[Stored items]

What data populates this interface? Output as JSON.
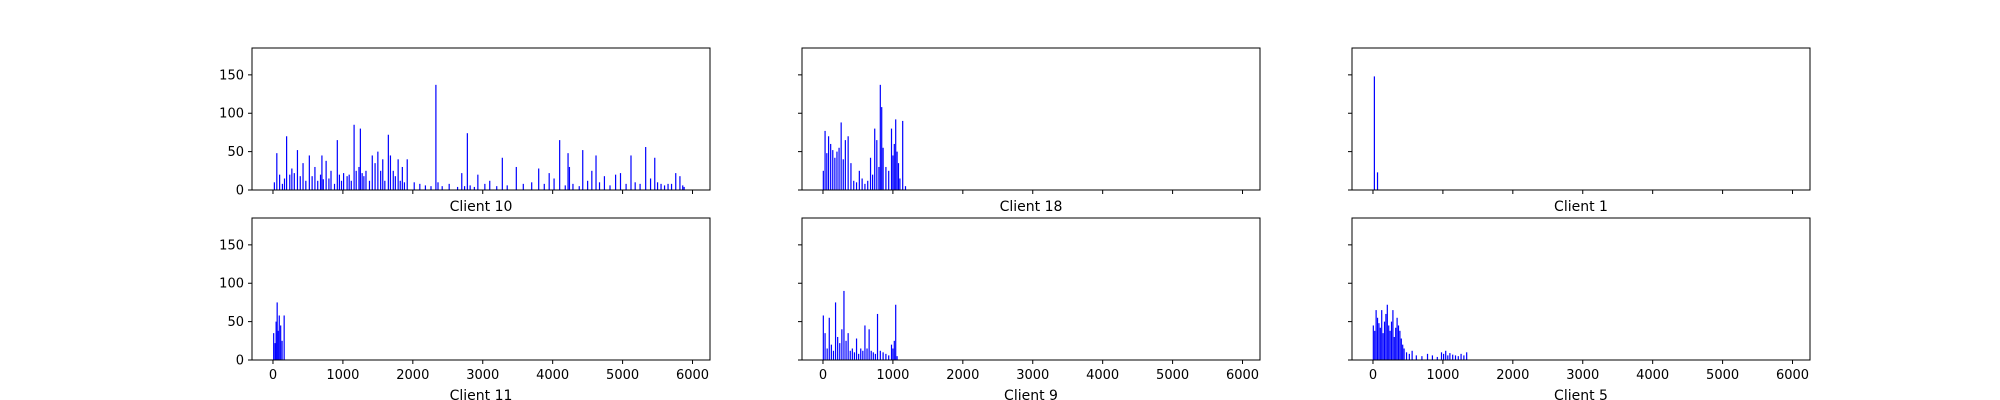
{
  "figure": {
    "x_ticks": [
      "0",
      "1000",
      "2000",
      "3000",
      "4000",
      "5000",
      "6000"
    ],
    "y_ticks": [
      "0",
      "50",
      "100",
      "150"
    ],
    "bar_color": "#0000ff",
    "frame_color": "#000000"
  },
  "chart_data": [
    {
      "type": "bar",
      "title": "Client 10",
      "xlim": [
        -300,
        6250
      ],
      "ylim": [
        0,
        185
      ],
      "x": [
        20,
        55,
        95,
        135,
        165,
        195,
        240,
        270,
        305,
        350,
        390,
        430,
        470,
        520,
        560,
        600,
        640,
        680,
        700,
        720,
        760,
        800,
        830,
        880,
        920,
        950,
        980,
        1010,
        1060,
        1090,
        1120,
        1160,
        1190,
        1230,
        1250,
        1275,
        1300,
        1330,
        1380,
        1420,
        1460,
        1500,
        1540,
        1570,
        1600,
        1650,
        1680,
        1720,
        1750,
        1790,
        1820,
        1850,
        1880,
        1920,
        2020,
        2100,
        2180,
        2260,
        2330,
        2360,
        2420,
        2520,
        2640,
        2700,
        2740,
        2780,
        2820,
        2880,
        2930,
        3030,
        3100,
        3200,
        3280,
        3350,
        3480,
        3580,
        3700,
        3800,
        3880,
        3950,
        4020,
        4100,
        4180,
        4220,
        4240,
        4290,
        4380,
        4430,
        4500,
        4560,
        4620,
        4670,
        4740,
        4820,
        4900,
        4970,
        5050,
        5120,
        5180,
        5250,
        5330,
        5400,
        5460,
        5500,
        5550,
        5600,
        5650,
        5700,
        5760,
        5820,
        5860,
        5880
      ],
      "values": [
        10,
        48,
        20,
        8,
        15,
        70,
        20,
        28,
        22,
        52,
        18,
        35,
        12,
        45,
        18,
        30,
        12,
        20,
        45,
        14,
        38,
        15,
        25,
        8,
        65,
        20,
        12,
        22,
        18,
        20,
        12,
        85,
        25,
        30,
        80,
        22,
        18,
        25,
        12,
        45,
        35,
        50,
        25,
        40,
        12,
        72,
        45,
        25,
        18,
        40,
        12,
        30,
        10,
        40,
        10,
        8,
        6,
        5,
        137,
        10,
        5,
        8,
        4,
        22,
        5,
        74,
        6,
        4,
        20,
        8,
        12,
        5,
        42,
        6,
        30,
        8,
        10,
        28,
        8,
        22,
        15,
        65,
        6,
        48,
        30,
        8,
        5,
        52,
        12,
        25,
        45,
        10,
        18,
        6,
        20,
        22,
        8,
        45,
        10,
        8,
        56,
        15,
        42,
        10,
        8,
        6,
        8,
        8,
        22,
        18,
        6,
        4
      ]
    },
    {
      "type": "bar",
      "title": "Client 18",
      "xlim": [
        -300,
        6250
      ],
      "ylim": [
        0,
        185
      ],
      "x": [
        5,
        30,
        55,
        80,
        110,
        140,
        170,
        200,
        230,
        260,
        290,
        320,
        360,
        400,
        440,
        480,
        520,
        560,
        600,
        640,
        680,
        710,
        740,
        770,
        800,
        820,
        840,
        860,
        900,
        940,
        980,
        1000,
        1020,
        1040,
        1060,
        1080,
        1100,
        1140,
        1180
      ],
      "values": [
        25,
        77,
        48,
        70,
        60,
        52,
        42,
        50,
        55,
        88,
        40,
        65,
        70,
        35,
        12,
        10,
        25,
        15,
        8,
        12,
        42,
        20,
        80,
        65,
        30,
        137,
        108,
        55,
        30,
        25,
        80,
        45,
        60,
        92,
        50,
        35,
        15,
        90,
        5
      ]
    },
    {
      "type": "bar",
      "title": "Client 1",
      "xlim": [
        -300,
        6250
      ],
      "ylim": [
        0,
        185
      ],
      "x": [
        20,
        65
      ],
      "values": [
        148,
        23
      ]
    },
    {
      "type": "bar",
      "title": "Client 11",
      "xlim": [
        -300,
        6250
      ],
      "ylim": [
        0,
        185
      ],
      "x": [
        10,
        30,
        45,
        60,
        75,
        90,
        110,
        130,
        160
      ],
      "values": [
        35,
        22,
        50,
        75,
        38,
        58,
        45,
        25,
        58
      ]
    },
    {
      "type": "bar",
      "title": "Client 9",
      "xlim": [
        -300,
        6250
      ],
      "ylim": [
        0,
        185
      ],
      "x": [
        5,
        30,
        60,
        90,
        120,
        150,
        180,
        210,
        240,
        270,
        300,
        330,
        360,
        390,
        420,
        450,
        480,
        510,
        540,
        570,
        600,
        630,
        660,
        690,
        720,
        750,
        780,
        820,
        860,
        900,
        940,
        980,
        1000,
        1020,
        1040,
        1060
      ],
      "values": [
        58,
        35,
        15,
        55,
        20,
        12,
        75,
        30,
        22,
        40,
        90,
        25,
        35,
        12,
        15,
        10,
        28,
        8,
        15,
        12,
        45,
        15,
        40,
        12,
        10,
        8,
        60,
        12,
        10,
        8,
        6,
        20,
        15,
        25,
        72,
        5
      ]
    },
    {
      "type": "bar",
      "title": "Client 5",
      "xlim": [
        -300,
        6250
      ],
      "ylim": [
        0,
        185
      ],
      "x": [
        5,
        25,
        45,
        65,
        85,
        105,
        125,
        145,
        165,
        185,
        205,
        225,
        245,
        265,
        285,
        305,
        325,
        345,
        365,
        385,
        405,
        425,
        445,
        480,
        520,
        560,
        620,
        700,
        780,
        850,
        920,
        980,
        1010,
        1040,
        1070,
        1100,
        1140,
        1180,
        1220,
        1260,
        1300,
        1340
      ],
      "values": [
        45,
        38,
        65,
        55,
        48,
        42,
        65,
        35,
        50,
        60,
        72,
        45,
        38,
        50,
        65,
        30,
        42,
        55,
        45,
        38,
        28,
        20,
        15,
        10,
        8,
        12,
        6,
        5,
        8,
        6,
        4,
        10,
        8,
        12,
        6,
        9,
        7,
        6,
        5,
        8,
        6,
        10
      ]
    }
  ]
}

Given problem :: Pictures are excluded; copy all other data exactly as shown.

Exercise solution ::
What data populates this interface? Output as JSON.
{
  "figure": {
    "x_ticks": [
      "0",
      "1000",
      "2000",
      "3000",
      "4000",
      "5000",
      "6000"
    ],
    "y_ticks": [
      "0",
      "50",
      "100",
      "150"
    ],
    "bar_color": "#0000ff",
    "frame_color": "#000000"
  },
  "chart_data": [
    {
      "type": "bar",
      "title": "Client 10",
      "xlim": [
        -300,
        6250
      ],
      "ylim": [
        0,
        185
      ],
      "x": [
        20,
        55,
        95,
        135,
        165,
        195,
        240,
        270,
        305,
        350,
        390,
        430,
        470,
        520,
        560,
        600,
        640,
        680,
        700,
        720,
        760,
        800,
        830,
        880,
        920,
        950,
        980,
        1010,
        1060,
        1090,
        1120,
        1160,
        1190,
        1230,
        1250,
        1275,
        1300,
        1330,
        1380,
        1420,
        1460,
        1500,
        1540,
        1570,
        1600,
        1650,
        1680,
        1720,
        1750,
        1790,
        1820,
        1850,
        1880,
        1920,
        2020,
        2100,
        2180,
        2260,
        2330,
        2360,
        2420,
        2520,
        2640,
        2700,
        2740,
        2780,
        2820,
        2880,
        2930,
        3030,
        3100,
        3200,
        3280,
        3350,
        3480,
        3580,
        3700,
        3800,
        3880,
        3950,
        4020,
        4100,
        4180,
        4220,
        4240,
        4290,
        4380,
        4430,
        4500,
        4560,
        4620,
        4670,
        4740,
        4820,
        4900,
        4970,
        5050,
        5120,
        5180,
        5250,
        5330,
        5400,
        5460,
        5500,
        5550,
        5600,
        5650,
        5700,
        5760,
        5820,
        5860,
        5880
      ],
      "values": [
        10,
        48,
        20,
        8,
        15,
        70,
        20,
        28,
        22,
        52,
        18,
        35,
        12,
        45,
        18,
        30,
        12,
        20,
        45,
        14,
        38,
        15,
        25,
        8,
        65,
        20,
        12,
        22,
        18,
        20,
        12,
        85,
        25,
        30,
        80,
        22,
        18,
        25,
        12,
        45,
        35,
        50,
        25,
        40,
        12,
        72,
        45,
        25,
        18,
        40,
        12,
        30,
        10,
        40,
        10,
        8,
        6,
        5,
        137,
        10,
        5,
        8,
        4,
        22,
        5,
        74,
        6,
        4,
        20,
        8,
        12,
        5,
        42,
        6,
        30,
        8,
        10,
        28,
        8,
        22,
        15,
        65,
        6,
        48,
        30,
        8,
        5,
        52,
        12,
        25,
        45,
        10,
        18,
        6,
        20,
        22,
        8,
        45,
        10,
        8,
        56,
        15,
        42,
        10,
        8,
        6,
        8,
        8,
        22,
        18,
        6,
        4
      ]
    },
    {
      "type": "bar",
      "title": "Client 18",
      "xlim": [
        -300,
        6250
      ],
      "ylim": [
        0,
        185
      ],
      "x": [
        5,
        30,
        55,
        80,
        110,
        140,
        170,
        200,
        230,
        260,
        290,
        320,
        360,
        400,
        440,
        480,
        520,
        560,
        600,
        640,
        680,
        710,
        740,
        770,
        800,
        820,
        840,
        860,
        900,
        940,
        980,
        1000,
        1020,
        1040,
        1060,
        1080,
        1100,
        1140,
        1180
      ],
      "values": [
        25,
        77,
        48,
        70,
        60,
        52,
        42,
        50,
        55,
        88,
        40,
        65,
        70,
        35,
        12,
        10,
        25,
        15,
        8,
        12,
        42,
        20,
        80,
        65,
        30,
        137,
        108,
        55,
        30,
        25,
        80,
        45,
        60,
        92,
        50,
        35,
        15,
        90,
        5
      ]
    },
    {
      "type": "bar",
      "title": "Client 1",
      "xlim": [
        -300,
        6250
      ],
      "ylim": [
        0,
        185
      ],
      "x": [
        20,
        65
      ],
      "values": [
        148,
        23
      ]
    },
    {
      "type": "bar",
      "title": "Client 11",
      "xlim": [
        -300,
        6250
      ],
      "ylim": [
        0,
        185
      ],
      "x": [
        10,
        30,
        45,
        60,
        75,
        90,
        110,
        130,
        160
      ],
      "values": [
        35,
        22,
        50,
        75,
        38,
        58,
        45,
        25,
        58
      ]
    },
    {
      "type": "bar",
      "title": "Client 9",
      "xlim": [
        -300,
        6250
      ],
      "ylim": [
        0,
        185
      ],
      "x": [
        5,
        30,
        60,
        90,
        120,
        150,
        180,
        210,
        240,
        270,
        300,
        330,
        360,
        390,
        420,
        450,
        480,
        510,
        540,
        570,
        600,
        630,
        660,
        690,
        720,
        750,
        780,
        820,
        860,
        900,
        940,
        980,
        1000,
        1020,
        1040,
        1060
      ],
      "values": [
        58,
        35,
        15,
        55,
        20,
        12,
        75,
        30,
        22,
        40,
        90,
        25,
        35,
        12,
        15,
        10,
        28,
        8,
        15,
        12,
        45,
        15,
        40,
        12,
        10,
        8,
        60,
        12,
        10,
        8,
        6,
        20,
        15,
        25,
        72,
        5
      ]
    },
    {
      "type": "bar",
      "title": "Client 5",
      "xlim": [
        -300,
        6250
      ],
      "ylim": [
        0,
        185
      ],
      "x": [
        5,
        25,
        45,
        65,
        85,
        105,
        125,
        145,
        165,
        185,
        205,
        225,
        245,
        265,
        285,
        305,
        325,
        345,
        365,
        385,
        405,
        425,
        445,
        480,
        520,
        560,
        620,
        700,
        780,
        850,
        920,
        980,
        1010,
        1040,
        1070,
        1100,
        1140,
        1180,
        1220,
        1260,
        1300,
        1340
      ],
      "values": [
        45,
        38,
        65,
        55,
        48,
        42,
        65,
        35,
        50,
        60,
        72,
        45,
        38,
        50,
        65,
        30,
        42,
        55,
        45,
        38,
        28,
        20,
        15,
        10,
        8,
        12,
        6,
        5,
        8,
        6,
        4,
        10,
        8,
        12,
        6,
        9,
        7,
        6,
        5,
        8,
        6,
        10
      ]
    }
  ]
}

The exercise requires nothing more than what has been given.